■ WHAT IS REQUIRED
Search the data for the string "name" and gather each line it is in.

=-=-=-=-=

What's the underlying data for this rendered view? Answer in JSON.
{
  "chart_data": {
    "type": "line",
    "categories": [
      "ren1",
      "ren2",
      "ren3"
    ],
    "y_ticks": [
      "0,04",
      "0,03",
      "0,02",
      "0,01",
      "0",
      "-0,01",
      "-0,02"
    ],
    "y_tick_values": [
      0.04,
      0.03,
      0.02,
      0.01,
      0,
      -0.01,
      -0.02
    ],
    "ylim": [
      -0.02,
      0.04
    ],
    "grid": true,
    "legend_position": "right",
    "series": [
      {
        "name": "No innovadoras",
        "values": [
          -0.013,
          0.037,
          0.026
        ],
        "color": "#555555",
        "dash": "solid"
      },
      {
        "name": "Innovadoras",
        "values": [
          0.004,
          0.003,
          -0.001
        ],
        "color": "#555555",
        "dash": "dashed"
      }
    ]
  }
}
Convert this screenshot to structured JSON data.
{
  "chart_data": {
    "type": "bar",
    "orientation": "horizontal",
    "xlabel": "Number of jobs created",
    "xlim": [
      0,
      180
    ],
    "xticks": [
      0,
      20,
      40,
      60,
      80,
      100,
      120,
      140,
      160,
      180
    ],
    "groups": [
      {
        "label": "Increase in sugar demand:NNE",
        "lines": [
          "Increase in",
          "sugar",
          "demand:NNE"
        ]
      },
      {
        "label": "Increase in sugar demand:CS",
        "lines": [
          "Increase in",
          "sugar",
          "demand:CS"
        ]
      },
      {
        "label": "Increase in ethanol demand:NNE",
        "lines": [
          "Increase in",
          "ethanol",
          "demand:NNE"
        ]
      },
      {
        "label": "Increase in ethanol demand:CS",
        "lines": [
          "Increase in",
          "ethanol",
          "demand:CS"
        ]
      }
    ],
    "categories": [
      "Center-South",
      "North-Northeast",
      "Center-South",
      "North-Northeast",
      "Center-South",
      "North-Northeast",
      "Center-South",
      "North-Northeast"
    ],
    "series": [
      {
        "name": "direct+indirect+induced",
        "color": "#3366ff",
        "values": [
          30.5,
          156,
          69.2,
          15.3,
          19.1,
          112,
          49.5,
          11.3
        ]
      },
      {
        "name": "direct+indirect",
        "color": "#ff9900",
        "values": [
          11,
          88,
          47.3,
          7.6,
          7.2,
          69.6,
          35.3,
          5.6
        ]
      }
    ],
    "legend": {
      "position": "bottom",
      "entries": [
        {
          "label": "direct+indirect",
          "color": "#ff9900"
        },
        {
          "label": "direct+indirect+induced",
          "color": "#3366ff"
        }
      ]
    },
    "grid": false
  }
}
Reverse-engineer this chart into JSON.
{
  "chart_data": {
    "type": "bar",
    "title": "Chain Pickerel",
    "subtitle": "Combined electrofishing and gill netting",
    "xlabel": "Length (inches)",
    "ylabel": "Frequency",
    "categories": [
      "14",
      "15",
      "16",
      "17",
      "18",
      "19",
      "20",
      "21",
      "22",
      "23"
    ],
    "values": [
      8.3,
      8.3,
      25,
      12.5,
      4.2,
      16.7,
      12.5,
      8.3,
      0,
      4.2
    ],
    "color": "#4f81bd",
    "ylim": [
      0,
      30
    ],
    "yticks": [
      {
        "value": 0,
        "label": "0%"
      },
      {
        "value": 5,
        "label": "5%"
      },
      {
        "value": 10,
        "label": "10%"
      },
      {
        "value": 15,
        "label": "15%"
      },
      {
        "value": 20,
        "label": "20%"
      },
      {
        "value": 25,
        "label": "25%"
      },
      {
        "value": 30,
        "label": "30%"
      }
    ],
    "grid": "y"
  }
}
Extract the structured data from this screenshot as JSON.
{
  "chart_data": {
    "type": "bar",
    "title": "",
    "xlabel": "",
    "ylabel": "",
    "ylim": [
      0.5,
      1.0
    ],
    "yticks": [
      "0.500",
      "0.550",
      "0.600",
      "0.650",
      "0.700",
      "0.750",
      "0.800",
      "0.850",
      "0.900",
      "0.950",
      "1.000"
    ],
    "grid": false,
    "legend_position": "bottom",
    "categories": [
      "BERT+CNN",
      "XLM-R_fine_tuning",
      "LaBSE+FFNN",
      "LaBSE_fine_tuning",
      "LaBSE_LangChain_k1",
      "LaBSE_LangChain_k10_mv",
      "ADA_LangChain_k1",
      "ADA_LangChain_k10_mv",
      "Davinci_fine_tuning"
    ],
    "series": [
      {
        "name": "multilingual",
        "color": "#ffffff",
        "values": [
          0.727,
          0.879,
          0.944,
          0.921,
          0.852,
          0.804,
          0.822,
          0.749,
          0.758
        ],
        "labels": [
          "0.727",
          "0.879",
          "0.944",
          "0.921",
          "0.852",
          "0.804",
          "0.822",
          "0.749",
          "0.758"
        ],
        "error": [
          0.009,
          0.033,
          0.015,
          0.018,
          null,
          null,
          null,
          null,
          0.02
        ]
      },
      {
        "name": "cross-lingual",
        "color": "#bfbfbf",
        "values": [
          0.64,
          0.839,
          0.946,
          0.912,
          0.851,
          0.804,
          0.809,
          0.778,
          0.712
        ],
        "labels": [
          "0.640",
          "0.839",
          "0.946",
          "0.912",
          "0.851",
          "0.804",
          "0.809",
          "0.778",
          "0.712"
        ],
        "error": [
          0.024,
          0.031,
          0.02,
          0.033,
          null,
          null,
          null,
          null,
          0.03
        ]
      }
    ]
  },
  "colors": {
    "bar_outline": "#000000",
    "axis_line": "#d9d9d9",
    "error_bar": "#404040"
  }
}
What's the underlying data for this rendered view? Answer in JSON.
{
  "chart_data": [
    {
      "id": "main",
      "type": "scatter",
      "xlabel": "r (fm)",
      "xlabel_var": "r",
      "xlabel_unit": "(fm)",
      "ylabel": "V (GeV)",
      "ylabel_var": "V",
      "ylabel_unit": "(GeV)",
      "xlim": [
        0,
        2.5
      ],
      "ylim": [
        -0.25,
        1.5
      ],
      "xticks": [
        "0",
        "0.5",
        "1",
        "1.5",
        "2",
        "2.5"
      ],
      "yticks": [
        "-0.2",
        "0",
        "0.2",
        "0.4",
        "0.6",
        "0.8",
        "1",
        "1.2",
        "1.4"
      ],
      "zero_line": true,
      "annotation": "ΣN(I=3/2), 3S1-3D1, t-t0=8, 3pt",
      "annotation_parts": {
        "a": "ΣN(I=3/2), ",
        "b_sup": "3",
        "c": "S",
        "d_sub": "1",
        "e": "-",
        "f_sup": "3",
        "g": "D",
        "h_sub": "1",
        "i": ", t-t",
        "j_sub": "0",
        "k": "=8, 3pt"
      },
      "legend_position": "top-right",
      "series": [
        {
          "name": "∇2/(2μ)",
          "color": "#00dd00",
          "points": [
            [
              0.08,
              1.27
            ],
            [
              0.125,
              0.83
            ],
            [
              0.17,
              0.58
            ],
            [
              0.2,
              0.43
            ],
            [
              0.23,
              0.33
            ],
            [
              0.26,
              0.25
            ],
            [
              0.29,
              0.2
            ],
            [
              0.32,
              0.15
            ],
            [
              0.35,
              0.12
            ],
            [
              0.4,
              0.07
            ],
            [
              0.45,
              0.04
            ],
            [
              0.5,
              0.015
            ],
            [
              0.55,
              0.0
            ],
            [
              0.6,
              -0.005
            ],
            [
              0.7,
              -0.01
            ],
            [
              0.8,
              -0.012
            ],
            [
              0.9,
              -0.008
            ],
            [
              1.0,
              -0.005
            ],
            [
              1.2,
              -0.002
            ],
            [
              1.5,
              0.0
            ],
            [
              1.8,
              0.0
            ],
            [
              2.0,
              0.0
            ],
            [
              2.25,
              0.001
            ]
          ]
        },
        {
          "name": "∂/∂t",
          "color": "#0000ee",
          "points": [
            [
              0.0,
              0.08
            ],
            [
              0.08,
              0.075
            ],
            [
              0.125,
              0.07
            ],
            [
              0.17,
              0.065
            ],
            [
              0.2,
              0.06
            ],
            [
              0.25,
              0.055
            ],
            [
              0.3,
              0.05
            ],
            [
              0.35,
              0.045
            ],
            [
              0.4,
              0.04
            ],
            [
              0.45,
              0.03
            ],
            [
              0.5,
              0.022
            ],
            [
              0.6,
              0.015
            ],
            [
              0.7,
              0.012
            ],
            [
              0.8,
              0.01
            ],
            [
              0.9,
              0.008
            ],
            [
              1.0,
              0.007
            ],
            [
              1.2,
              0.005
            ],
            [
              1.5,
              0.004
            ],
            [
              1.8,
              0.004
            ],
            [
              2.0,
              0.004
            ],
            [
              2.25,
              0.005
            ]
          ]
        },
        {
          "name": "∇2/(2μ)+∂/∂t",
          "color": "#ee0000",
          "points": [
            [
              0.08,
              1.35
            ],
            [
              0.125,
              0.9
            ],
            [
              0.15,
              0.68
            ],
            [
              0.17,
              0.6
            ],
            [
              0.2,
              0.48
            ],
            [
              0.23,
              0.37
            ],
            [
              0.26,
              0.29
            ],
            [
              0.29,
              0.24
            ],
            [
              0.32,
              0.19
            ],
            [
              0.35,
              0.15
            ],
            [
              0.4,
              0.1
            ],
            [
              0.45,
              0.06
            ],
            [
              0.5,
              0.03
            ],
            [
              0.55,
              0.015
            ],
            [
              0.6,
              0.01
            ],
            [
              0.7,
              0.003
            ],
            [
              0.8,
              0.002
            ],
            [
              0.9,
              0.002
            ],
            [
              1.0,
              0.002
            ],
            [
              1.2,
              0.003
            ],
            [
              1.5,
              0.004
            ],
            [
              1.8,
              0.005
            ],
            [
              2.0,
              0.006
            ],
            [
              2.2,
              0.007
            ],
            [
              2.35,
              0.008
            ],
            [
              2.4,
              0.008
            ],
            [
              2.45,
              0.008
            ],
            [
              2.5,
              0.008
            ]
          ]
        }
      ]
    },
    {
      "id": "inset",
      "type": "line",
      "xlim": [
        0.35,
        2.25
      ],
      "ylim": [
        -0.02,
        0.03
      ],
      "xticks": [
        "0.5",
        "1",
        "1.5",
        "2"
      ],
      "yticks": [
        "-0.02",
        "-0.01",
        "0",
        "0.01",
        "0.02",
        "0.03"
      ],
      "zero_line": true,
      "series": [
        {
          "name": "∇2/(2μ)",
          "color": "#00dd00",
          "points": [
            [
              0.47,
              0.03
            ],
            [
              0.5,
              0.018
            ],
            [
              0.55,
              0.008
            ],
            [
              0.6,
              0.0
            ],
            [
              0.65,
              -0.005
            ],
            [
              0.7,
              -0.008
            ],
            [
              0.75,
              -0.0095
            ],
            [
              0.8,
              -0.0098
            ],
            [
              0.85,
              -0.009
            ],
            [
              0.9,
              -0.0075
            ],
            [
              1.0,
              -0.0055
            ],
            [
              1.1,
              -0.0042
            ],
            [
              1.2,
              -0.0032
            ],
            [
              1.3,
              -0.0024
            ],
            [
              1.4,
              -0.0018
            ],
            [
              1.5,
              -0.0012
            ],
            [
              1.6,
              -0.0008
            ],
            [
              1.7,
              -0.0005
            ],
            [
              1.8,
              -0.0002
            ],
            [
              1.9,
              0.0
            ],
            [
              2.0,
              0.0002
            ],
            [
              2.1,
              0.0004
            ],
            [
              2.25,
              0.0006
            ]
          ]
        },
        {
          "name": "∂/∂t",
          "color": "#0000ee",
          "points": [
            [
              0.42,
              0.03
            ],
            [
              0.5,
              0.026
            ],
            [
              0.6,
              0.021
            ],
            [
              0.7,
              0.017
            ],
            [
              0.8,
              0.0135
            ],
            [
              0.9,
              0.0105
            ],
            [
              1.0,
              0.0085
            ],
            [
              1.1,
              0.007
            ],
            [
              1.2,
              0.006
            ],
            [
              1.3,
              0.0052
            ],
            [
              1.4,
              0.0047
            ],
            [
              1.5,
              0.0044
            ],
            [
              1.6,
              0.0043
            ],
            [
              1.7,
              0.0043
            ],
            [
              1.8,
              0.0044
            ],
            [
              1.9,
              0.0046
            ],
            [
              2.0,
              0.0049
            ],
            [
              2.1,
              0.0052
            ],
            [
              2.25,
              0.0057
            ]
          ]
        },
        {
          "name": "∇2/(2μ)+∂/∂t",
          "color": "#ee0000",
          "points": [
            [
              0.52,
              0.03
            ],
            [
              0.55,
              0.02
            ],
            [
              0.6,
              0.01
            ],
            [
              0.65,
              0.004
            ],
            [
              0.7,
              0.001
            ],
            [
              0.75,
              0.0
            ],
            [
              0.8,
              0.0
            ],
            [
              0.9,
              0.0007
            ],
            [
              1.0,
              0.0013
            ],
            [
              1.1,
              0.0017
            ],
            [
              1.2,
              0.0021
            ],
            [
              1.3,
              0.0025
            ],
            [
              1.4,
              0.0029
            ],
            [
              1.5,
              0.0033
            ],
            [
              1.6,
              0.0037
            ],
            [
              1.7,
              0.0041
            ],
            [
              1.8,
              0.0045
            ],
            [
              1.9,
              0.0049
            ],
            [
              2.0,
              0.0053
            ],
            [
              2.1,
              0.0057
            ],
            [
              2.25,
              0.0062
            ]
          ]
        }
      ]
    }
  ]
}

=-=-=-=-=

■ ANSWER TO THE PROBLEM
        "name": "No innovadoras",
        "name": "Innovadoras",
        "name": "direct+indirect+induced",
        "name": "direct+indirect",
        "name": "multilingual",
        "name": "cross-lingual",
          "name": "∇2/(2μ)",
          "name": "∂/∂t",
          "name": "∇2/(2μ)+∂/∂t",
          "name": "∇2/(2μ)",
          "name": "∂/∂t",
          "name": "∇2/(2μ)+∂/∂t",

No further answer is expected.